→ Work to be completed
From the listing below, extract every line in which the word "нибудь" appears.

→ Task data

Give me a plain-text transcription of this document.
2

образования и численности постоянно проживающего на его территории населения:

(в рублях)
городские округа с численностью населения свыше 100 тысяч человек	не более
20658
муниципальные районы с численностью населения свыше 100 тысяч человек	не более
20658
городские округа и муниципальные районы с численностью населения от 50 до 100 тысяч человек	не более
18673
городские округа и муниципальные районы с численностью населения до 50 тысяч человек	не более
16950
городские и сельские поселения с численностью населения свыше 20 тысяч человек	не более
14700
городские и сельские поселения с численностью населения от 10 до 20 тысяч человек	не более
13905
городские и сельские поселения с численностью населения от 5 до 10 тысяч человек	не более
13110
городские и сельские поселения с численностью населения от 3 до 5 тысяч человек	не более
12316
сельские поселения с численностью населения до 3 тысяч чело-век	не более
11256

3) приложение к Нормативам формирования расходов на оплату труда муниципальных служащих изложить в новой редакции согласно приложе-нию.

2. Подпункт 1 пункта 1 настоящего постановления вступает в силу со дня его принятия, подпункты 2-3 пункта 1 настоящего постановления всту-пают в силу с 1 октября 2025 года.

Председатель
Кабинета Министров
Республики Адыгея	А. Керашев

==

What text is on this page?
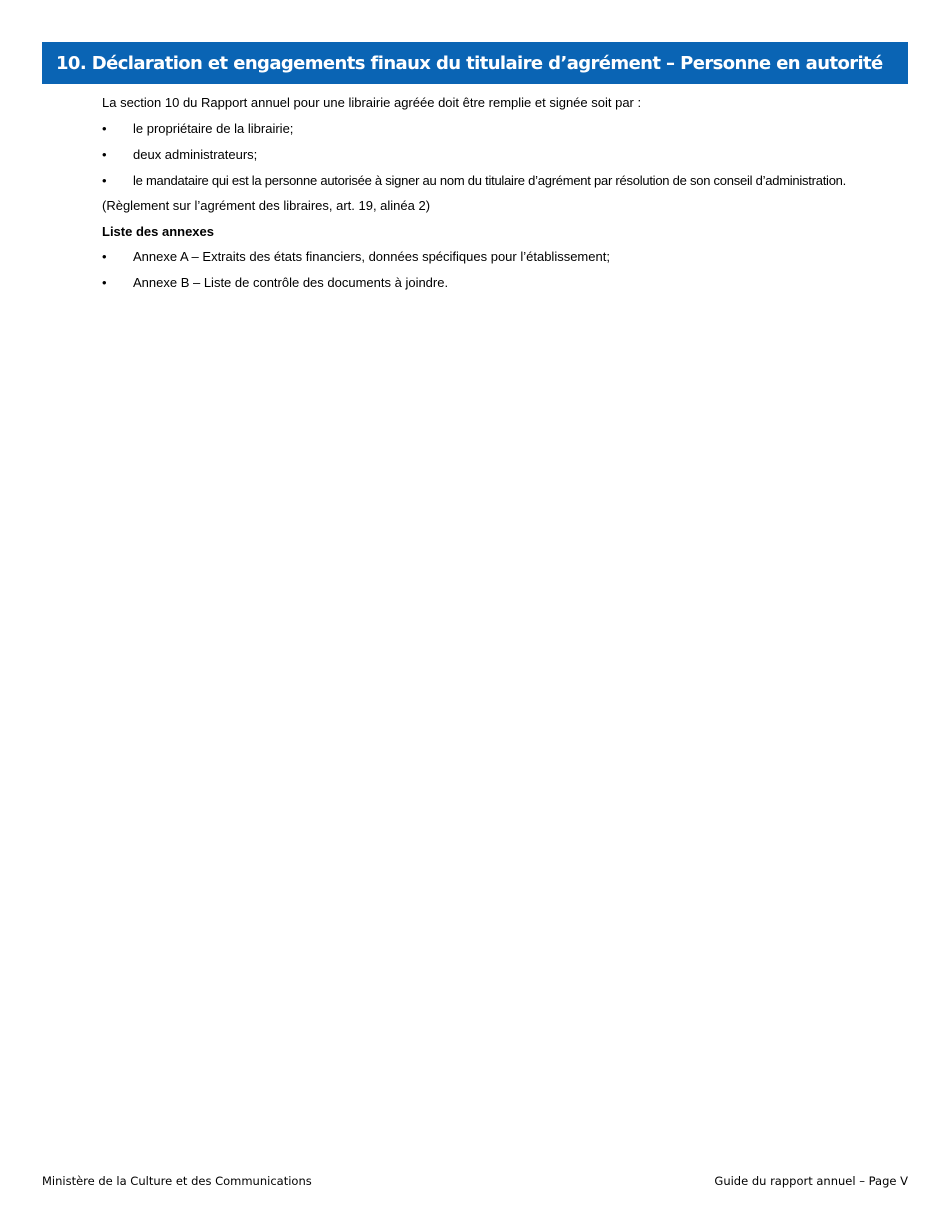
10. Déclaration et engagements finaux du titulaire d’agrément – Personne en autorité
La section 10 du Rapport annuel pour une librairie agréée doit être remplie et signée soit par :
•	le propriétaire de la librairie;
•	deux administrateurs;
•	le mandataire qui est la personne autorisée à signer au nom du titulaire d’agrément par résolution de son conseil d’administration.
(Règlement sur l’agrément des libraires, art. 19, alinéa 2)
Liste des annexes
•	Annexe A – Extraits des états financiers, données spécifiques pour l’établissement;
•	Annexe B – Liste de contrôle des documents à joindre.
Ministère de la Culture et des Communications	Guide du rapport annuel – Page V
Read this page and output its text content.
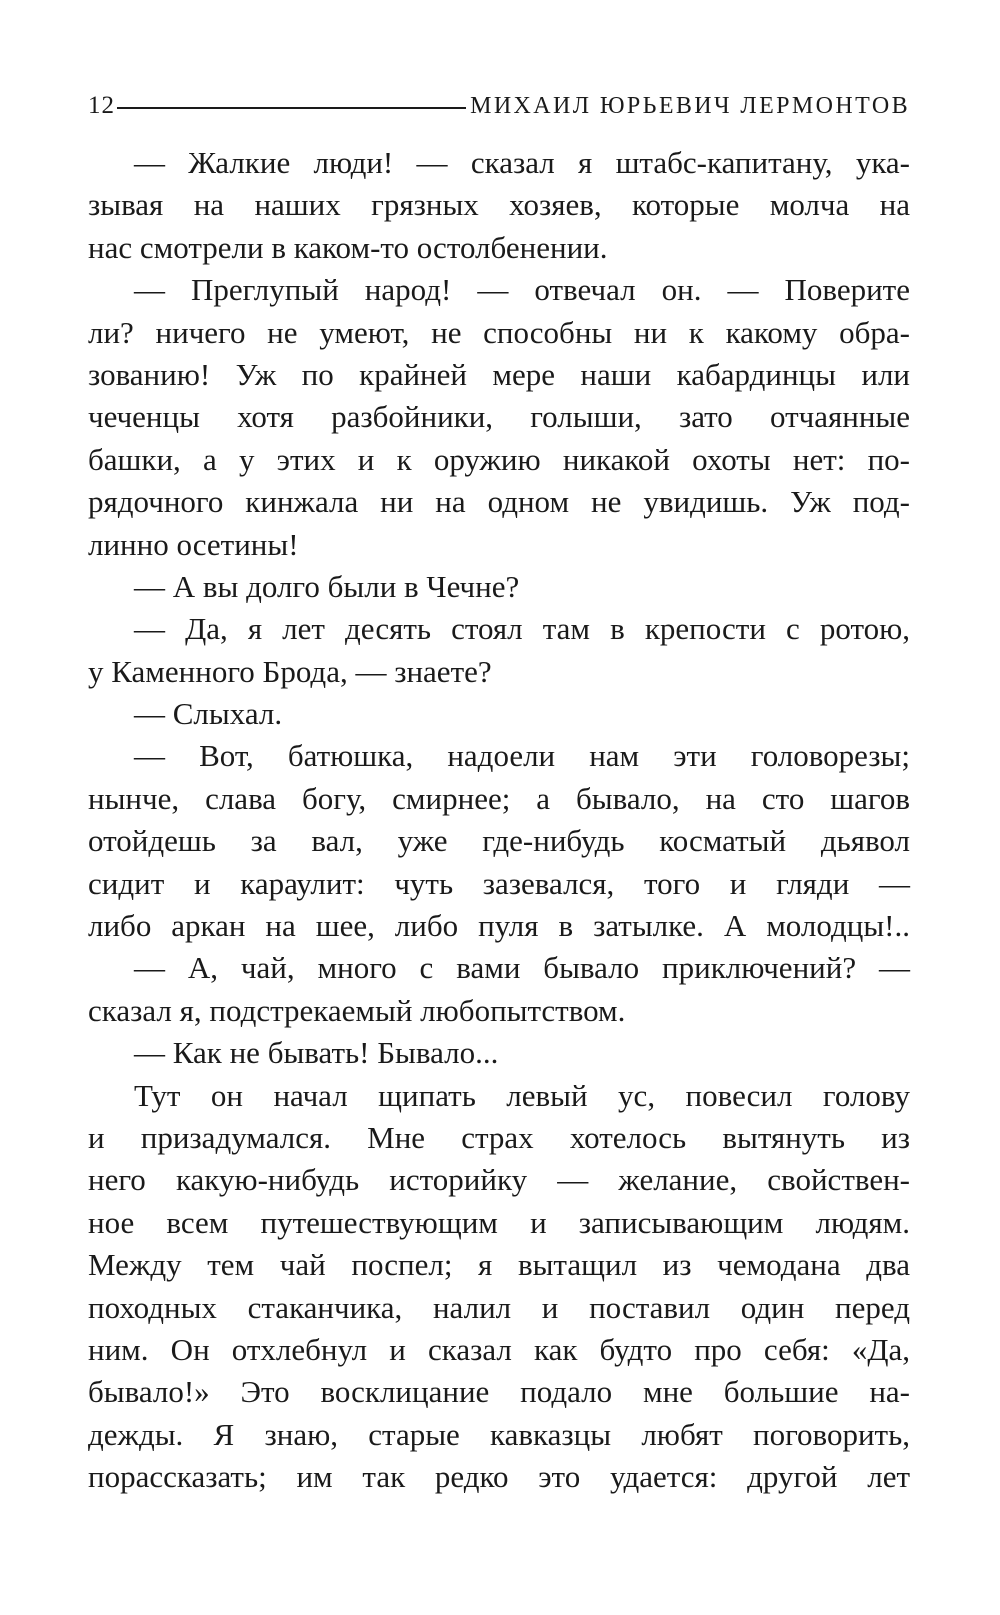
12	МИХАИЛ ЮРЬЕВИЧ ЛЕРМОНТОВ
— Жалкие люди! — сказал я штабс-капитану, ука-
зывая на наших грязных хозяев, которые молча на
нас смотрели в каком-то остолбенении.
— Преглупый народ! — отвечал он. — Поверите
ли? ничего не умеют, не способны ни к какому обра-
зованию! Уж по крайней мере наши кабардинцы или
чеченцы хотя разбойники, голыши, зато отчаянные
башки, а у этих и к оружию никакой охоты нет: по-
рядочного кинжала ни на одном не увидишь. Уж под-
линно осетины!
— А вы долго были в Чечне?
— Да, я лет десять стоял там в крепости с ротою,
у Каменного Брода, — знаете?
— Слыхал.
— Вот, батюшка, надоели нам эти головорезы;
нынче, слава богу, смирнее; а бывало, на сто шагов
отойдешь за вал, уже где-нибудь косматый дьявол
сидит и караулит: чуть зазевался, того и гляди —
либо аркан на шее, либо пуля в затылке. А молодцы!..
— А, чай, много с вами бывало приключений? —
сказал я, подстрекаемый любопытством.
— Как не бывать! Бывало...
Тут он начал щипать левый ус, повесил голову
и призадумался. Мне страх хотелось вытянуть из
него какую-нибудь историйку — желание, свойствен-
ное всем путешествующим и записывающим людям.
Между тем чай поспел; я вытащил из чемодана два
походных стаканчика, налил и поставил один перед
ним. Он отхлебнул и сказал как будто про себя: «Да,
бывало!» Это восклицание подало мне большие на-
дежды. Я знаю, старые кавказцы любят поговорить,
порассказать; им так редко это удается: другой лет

→ Worked answer
отойдешь за вал, уже где-нибудь косматый дьявол
него какую-нибудь историйку — желание, свойствен-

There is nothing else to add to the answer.